> Given problem
Copy each line that contains the string "naturally".

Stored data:
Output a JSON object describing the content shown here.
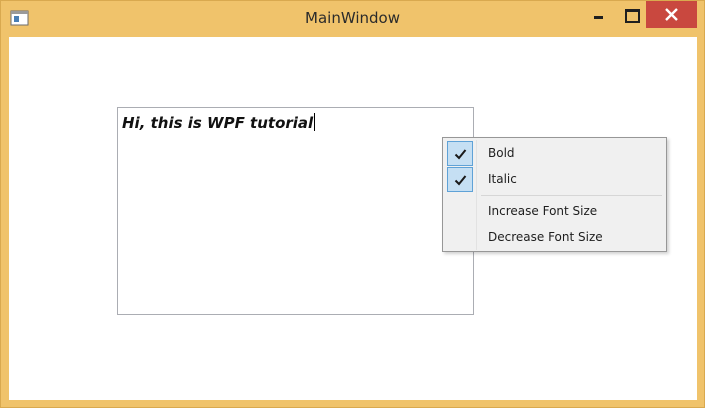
{
  "window": {
    "title": "MainWindow",
    "icon": "app-window-icon",
    "controls": {
      "minimize": "minimize-icon",
      "maximize": "maximize-icon",
      "close": "close-icon"
    },
    "frame_color": "#f0c36b",
    "close_color": "#c9483f"
  },
  "textbox": {
    "text": "Hi, this is WPF tutorial",
    "bold": true,
    "italic": true
  },
  "context_menu": {
    "items": [
      {
        "label": "Bold",
        "checked": true
      },
      {
        "label": "Italic",
        "checked": true
      },
      {
        "label": "Increase Font Size",
        "checked": false
      },
      {
        "label": "Decrease Font Size",
        "checked": false
      }
    ],
    "check_color": "#c5dff3"
  }
}
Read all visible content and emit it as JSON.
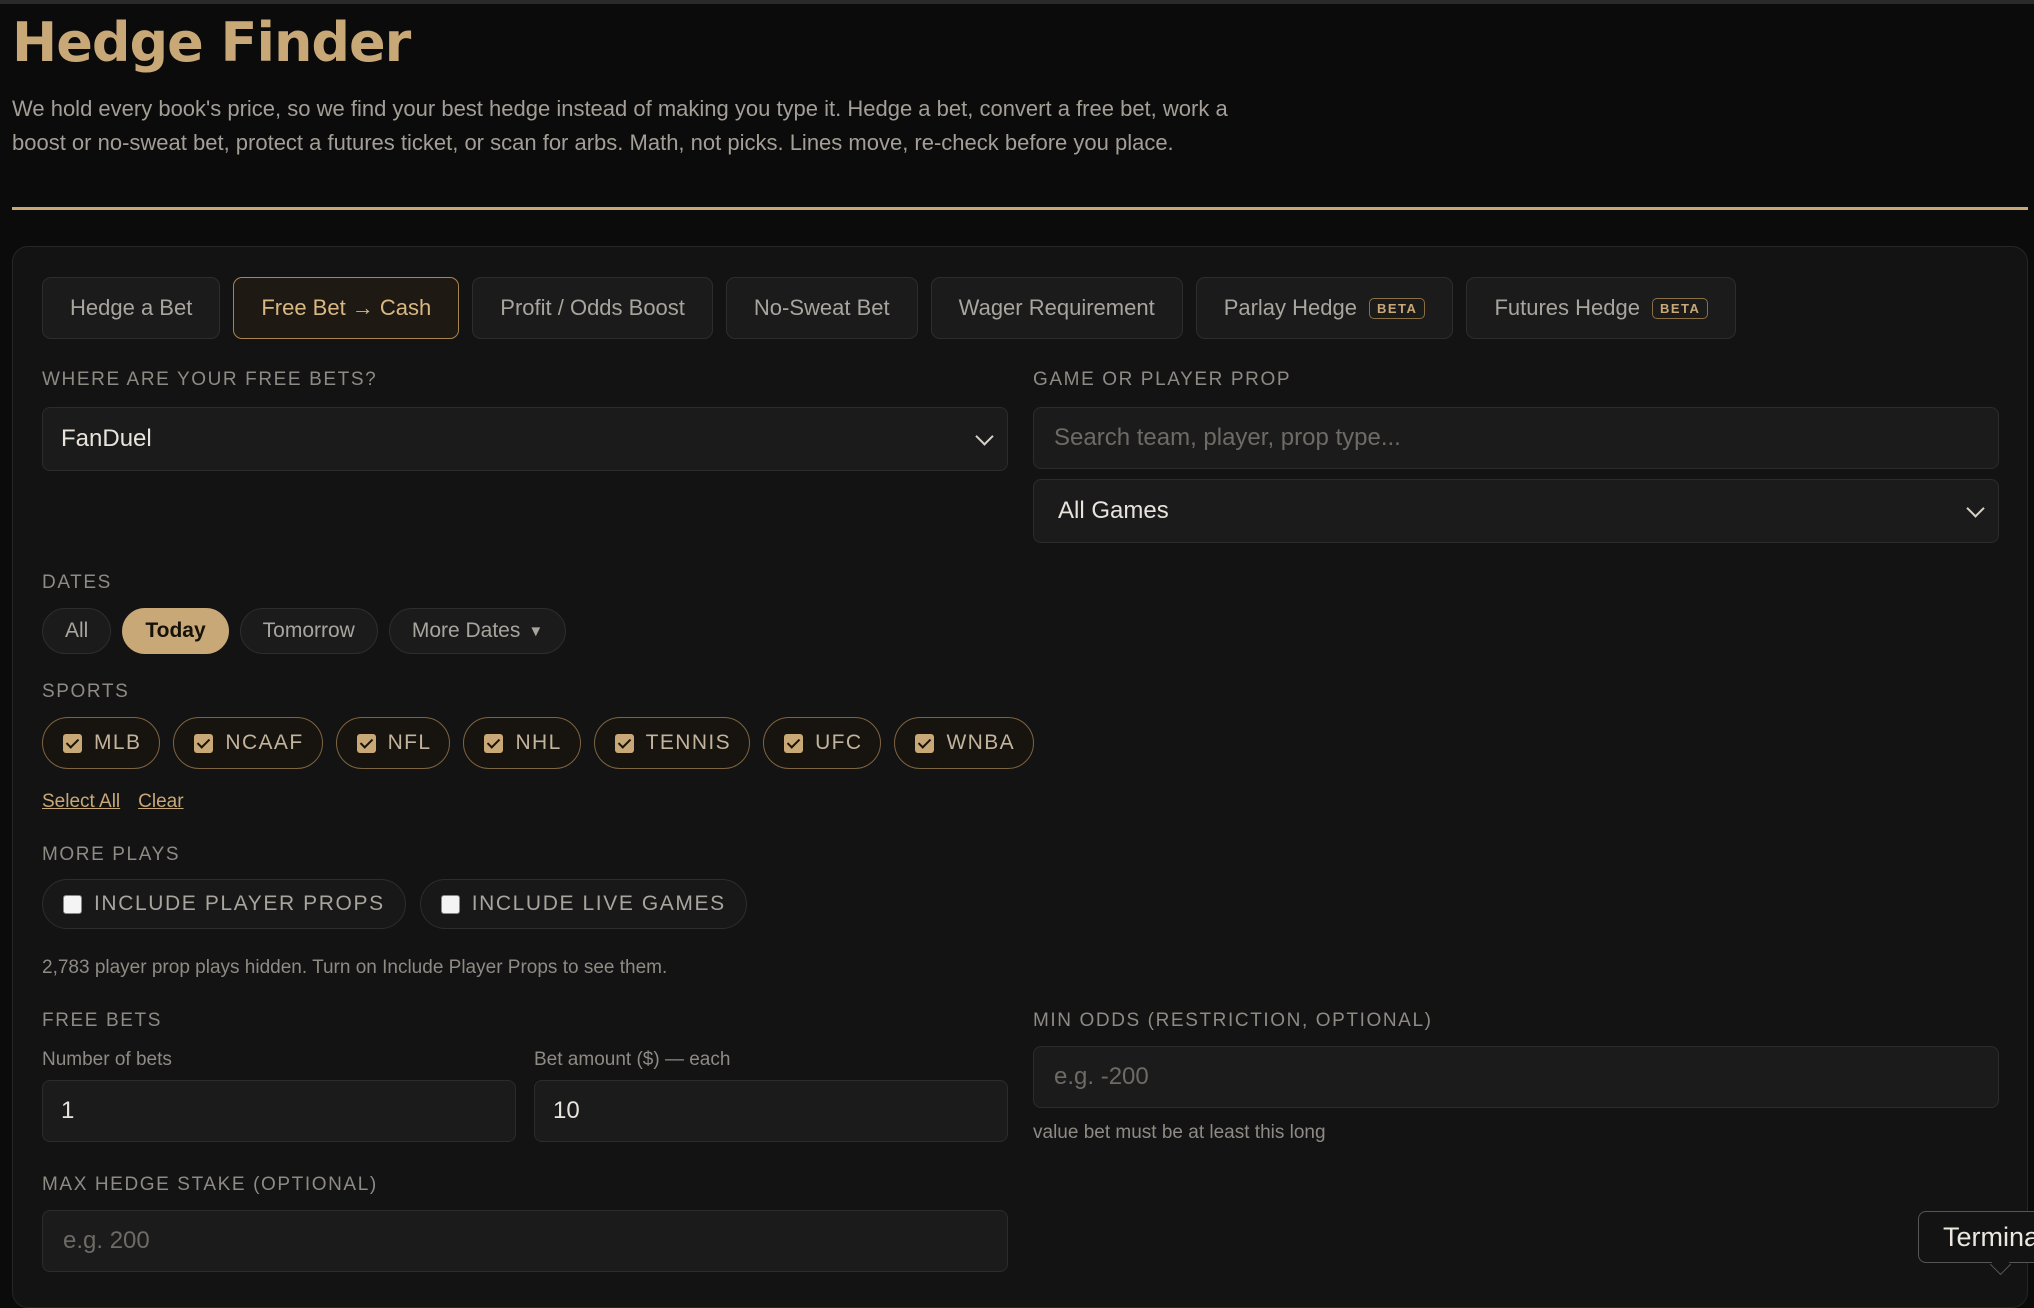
{
  "header": {
    "title": "Hedge Finder",
    "subtitle": "We hold every book's price, so we find your best hedge instead of making you type it. Hedge a bet, convert a free bet, work a boost or no-sweat bet, protect a futures ticket, or scan for arbs. Math, not picks. Lines move, re-check before you place."
  },
  "tabs": [
    {
      "label": "Hedge a Bet",
      "active": false
    },
    {
      "label": "Free Bet → Cash",
      "active": true
    },
    {
      "label": "Profit / Odds Boost",
      "active": false
    },
    {
      "label": "No-Sweat Bet",
      "active": false
    },
    {
      "label": "Wager Requirement",
      "active": false
    },
    {
      "label": "Parlay Hedge",
      "badge": "BETA",
      "active": false
    },
    {
      "label": "Futures Hedge",
      "badge": "BETA",
      "active": false
    }
  ],
  "book": {
    "label": "WHERE ARE YOUR FREE BETS?",
    "value": "FanDuel"
  },
  "game": {
    "label": "GAME OR PLAYER PROP",
    "search_placeholder": "Search team, player, prop type...",
    "games_value": "All Games"
  },
  "dates": {
    "label": "DATES",
    "options": [
      "All",
      "Today",
      "Tomorrow",
      "More Dates"
    ],
    "active": "Today",
    "more_caret": "▼"
  },
  "sports": {
    "label": "SPORTS",
    "items": [
      {
        "label": "MLB",
        "checked": true
      },
      {
        "label": "NCAAF",
        "checked": true
      },
      {
        "label": "NFL",
        "checked": true
      },
      {
        "label": "NHL",
        "checked": true
      },
      {
        "label": "TENNIS",
        "checked": true
      },
      {
        "label": "UFC",
        "checked": true
      },
      {
        "label": "WNBA",
        "checked": true
      }
    ],
    "select_all": "Select All",
    "clear": "Clear"
  },
  "more_plays": {
    "label": "MORE PLAYS",
    "options": [
      {
        "label": "INCLUDE PLAYER PROPS",
        "checked": false
      },
      {
        "label": "INCLUDE LIVE GAMES",
        "checked": false
      }
    ],
    "note": "2,783 player prop plays hidden. Turn on Include Player Props to see them."
  },
  "free_bets": {
    "label": "FREE BETS",
    "count_label": "Number of bets",
    "count_value": "1",
    "amount_label": "Bet amount ($) — each",
    "amount_value": "10"
  },
  "min_odds": {
    "label": "MIN ODDS (RESTRICTION, OPTIONAL)",
    "placeholder": "e.g. -200",
    "hint": "value bet must be at least this long"
  },
  "max_hedge": {
    "label": "MAX HEDGE STAKE (OPTIONAL)",
    "placeholder": "e.g. 200"
  },
  "tooltip": {
    "text": "Termina"
  },
  "colors": {
    "accent": "#c9a877",
    "background": "#0b0b0b",
    "panel": "#131313"
  }
}
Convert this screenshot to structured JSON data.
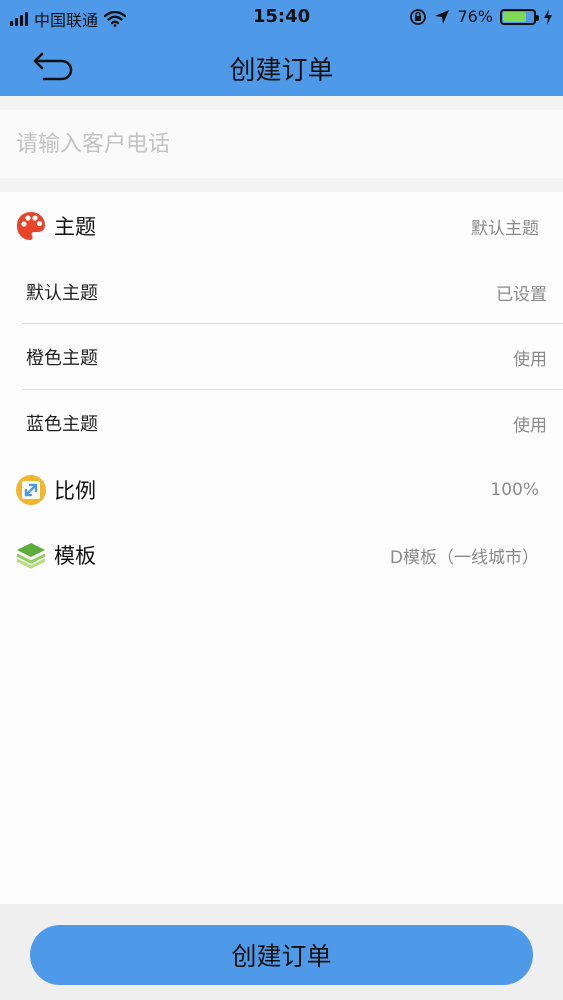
{
  "status_bar": {
    "carrier": "中国联通",
    "time": "15:40",
    "battery_percent": "76%",
    "battery_level": 0.76
  },
  "header": {
    "title": "创建订单",
    "back_icon": "back-arrow-icon",
    "background": "#4f9ae8"
  },
  "phone": {
    "placeholder": "请输入客户电话",
    "value": ""
  },
  "settings": {
    "theme": {
      "label": "主题",
      "value": "默认主题",
      "icon": "palette-icon"
    },
    "theme_options": [
      {
        "label": "默认主题",
        "value": "已设置"
      },
      {
        "label": "橙色主题",
        "value": "使用"
      },
      {
        "label": "蓝色主题",
        "value": "使用"
      }
    ],
    "scale": {
      "label": "比例",
      "value": "100%",
      "icon": "resize-icon"
    },
    "template": {
      "label": "模板",
      "value": "D模板（一线城市）",
      "icon": "layers-icon"
    }
  },
  "submit": {
    "label": "创建订单"
  }
}
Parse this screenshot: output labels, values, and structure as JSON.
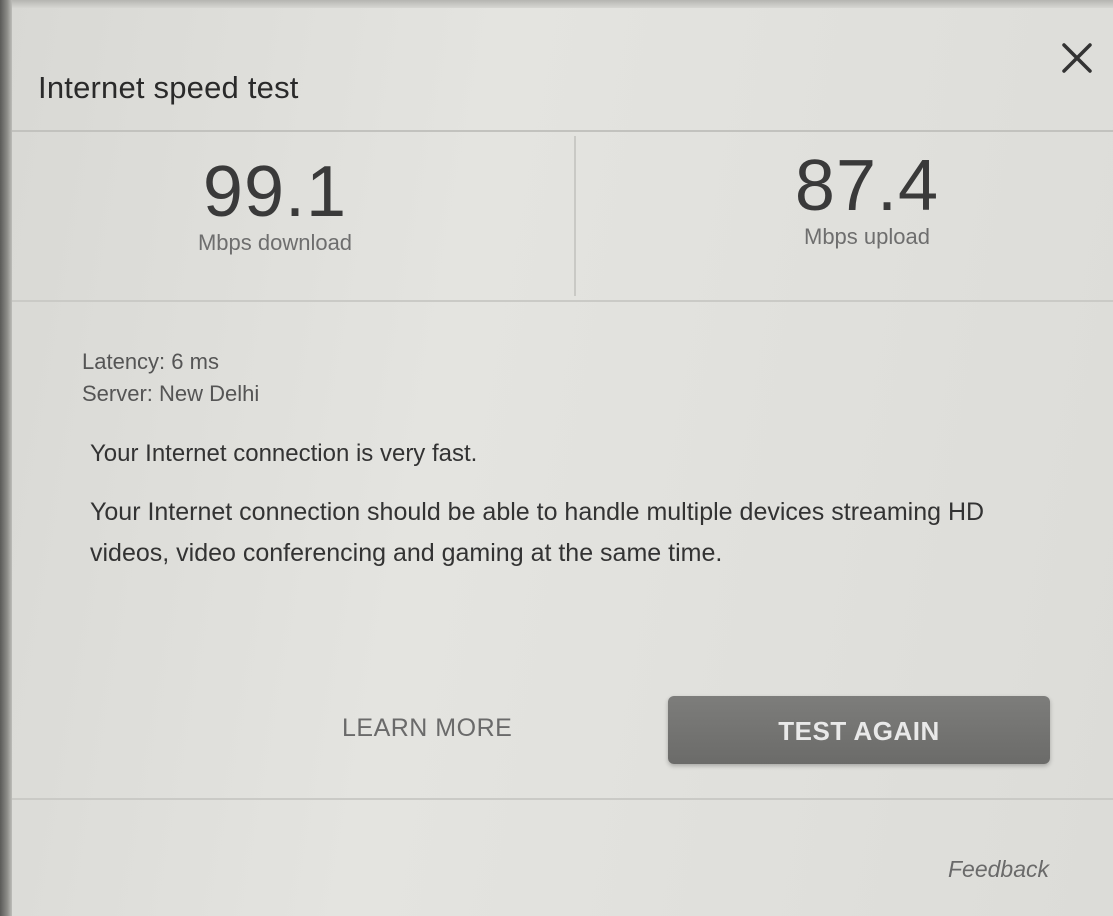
{
  "dialog": {
    "title": "Internet speed test",
    "close_icon": "close-icon"
  },
  "results": {
    "download": {
      "value": "99.1",
      "label": "Mbps download"
    },
    "upload": {
      "value": "87.4",
      "label": "Mbps upload"
    }
  },
  "details": {
    "latency": "Latency: 6 ms",
    "server": "Server: New Delhi"
  },
  "summary": {
    "status": "Your Internet connection is very fast.",
    "description": "Your Internet connection should be able to handle multiple devices streaming HD videos, video conferencing and gaming at the same time."
  },
  "actions": {
    "learn_more": "LEARN MORE",
    "test_again": "TEST AGAIN"
  },
  "footer": {
    "feedback": "Feedback"
  },
  "colors": {
    "background": "#dcdcd8",
    "button": "#757573",
    "text": "#333333"
  }
}
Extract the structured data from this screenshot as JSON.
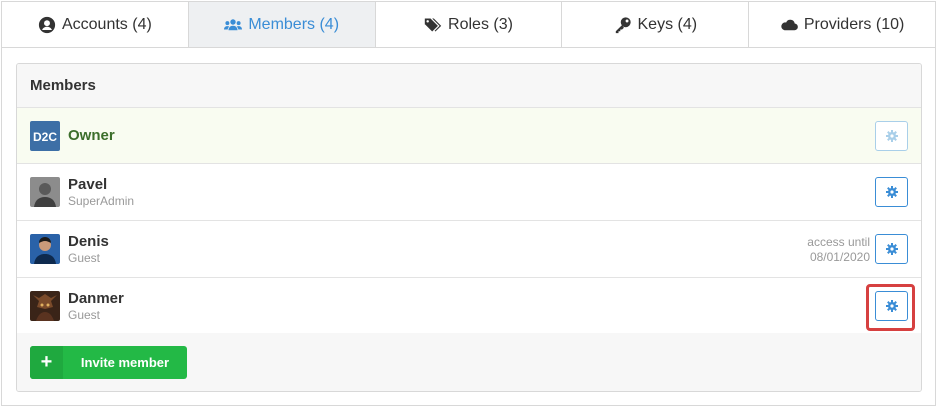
{
  "tabs": [
    {
      "label": "Accounts (4)",
      "icon": "user-circle-icon",
      "active": false
    },
    {
      "label": "Members (4)",
      "icon": "users-icon",
      "active": true
    },
    {
      "label": "Roles (3)",
      "icon": "tags-icon",
      "active": false
    },
    {
      "label": "Keys (4)",
      "icon": "key-icon",
      "active": false
    },
    {
      "label": "Providers (10)",
      "icon": "cloud-icon",
      "active": false
    }
  ],
  "panel": {
    "title": "Members"
  },
  "members": [
    {
      "name": "Owner",
      "role": "",
      "avatar": "d2c-logo",
      "access": ""
    },
    {
      "name": "Pavel",
      "role": "SuperAdmin",
      "avatar": "photo-pavel",
      "access": ""
    },
    {
      "name": "Denis",
      "role": "Guest",
      "avatar": "photo-denis",
      "access_line1": "access until",
      "access_line2": "08/01/2020"
    },
    {
      "name": "Danmer",
      "role": "Guest",
      "avatar": "photo-danmer",
      "access": ""
    }
  ],
  "footer": {
    "invite_label": "Invite member",
    "invite_icon": "+"
  },
  "colors": {
    "accent": "#3a8dd6",
    "green": "#23b946",
    "owner_text": "#3c6e2b",
    "highlight": "#d64040",
    "owner_bg": "#f9fcf1"
  },
  "logo_text": "D2C"
}
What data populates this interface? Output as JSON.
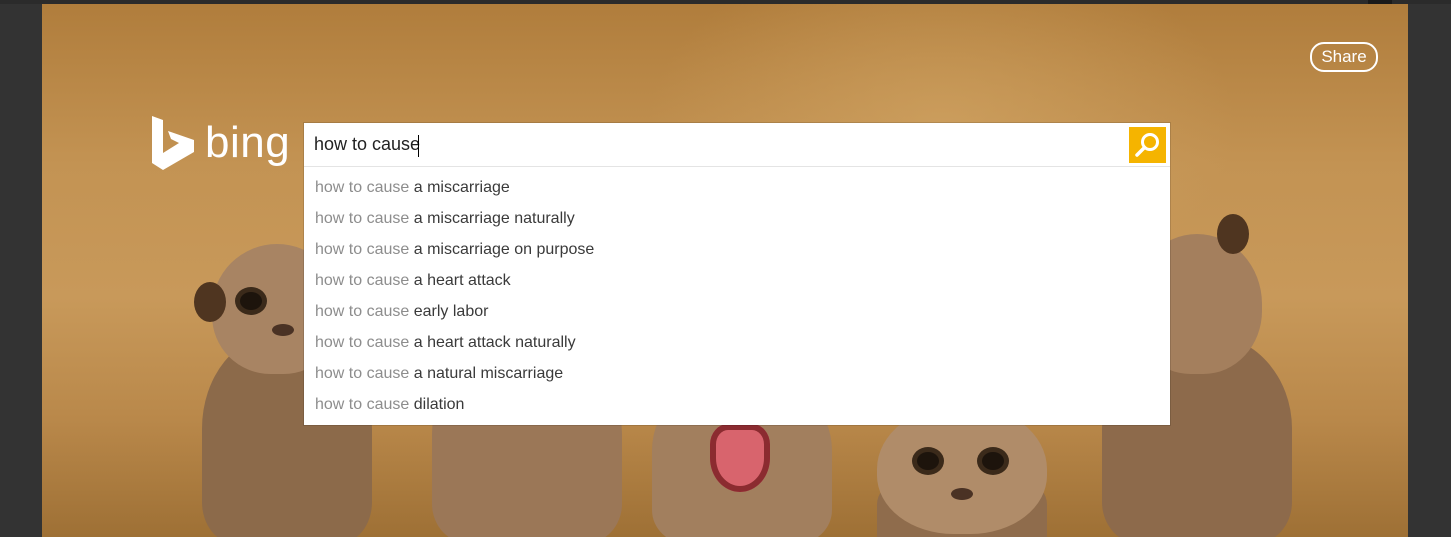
{
  "brand": {
    "logo_text": "bing"
  },
  "header": {
    "share_label": "Share"
  },
  "search": {
    "query": "how to cause",
    "button_icon": "search-icon",
    "suggestions": [
      {
        "prefix": "how to cause",
        "completion": "a miscarriage"
      },
      {
        "prefix": "how to cause",
        "completion": "a miscarriage naturally"
      },
      {
        "prefix": "how to cause",
        "completion": "a miscarriage on purpose"
      },
      {
        "prefix": "how to cause",
        "completion": "a heart attack"
      },
      {
        "prefix": "how to cause",
        "completion": "early labor"
      },
      {
        "prefix": "how to cause",
        "completion": "a heart attack naturally"
      },
      {
        "prefix": "how to cause",
        "completion": "a natural miscarriage"
      },
      {
        "prefix": "how to cause",
        "completion": "dilation"
      }
    ]
  },
  "colors": {
    "accent": "#f5b400",
    "frame": "#333333",
    "background": "#c39353"
  }
}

> Solution to this problem
        "completion": "a miscarriage naturally"
        "completion": "a heart attack naturally"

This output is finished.